**WHAT YOU SHOULD DO**
Make an exact copy of the entries below with the pictures removed.

-- start TASK DATA --

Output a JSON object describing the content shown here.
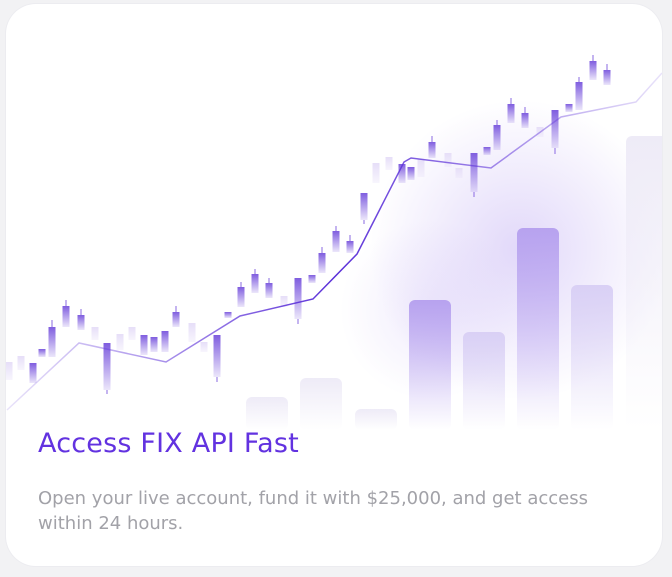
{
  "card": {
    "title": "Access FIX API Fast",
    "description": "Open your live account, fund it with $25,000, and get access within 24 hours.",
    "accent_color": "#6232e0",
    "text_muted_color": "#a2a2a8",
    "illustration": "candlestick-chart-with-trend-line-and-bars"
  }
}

-- end TASK DATA --

**EXERCISE OUTPUT**
Output a JSON object describing the content shown here.
{
  "card": {
    "title": "Access FIX API Fast",
    "description": "Open your live account, fund it with $25,000, and get access within 24 hours.",
    "accent_color": "#6232e0",
    "text_muted_color": "#a2a2a8",
    "illustration": "candlestick-chart-with-trend-line-and-bars"
  }
}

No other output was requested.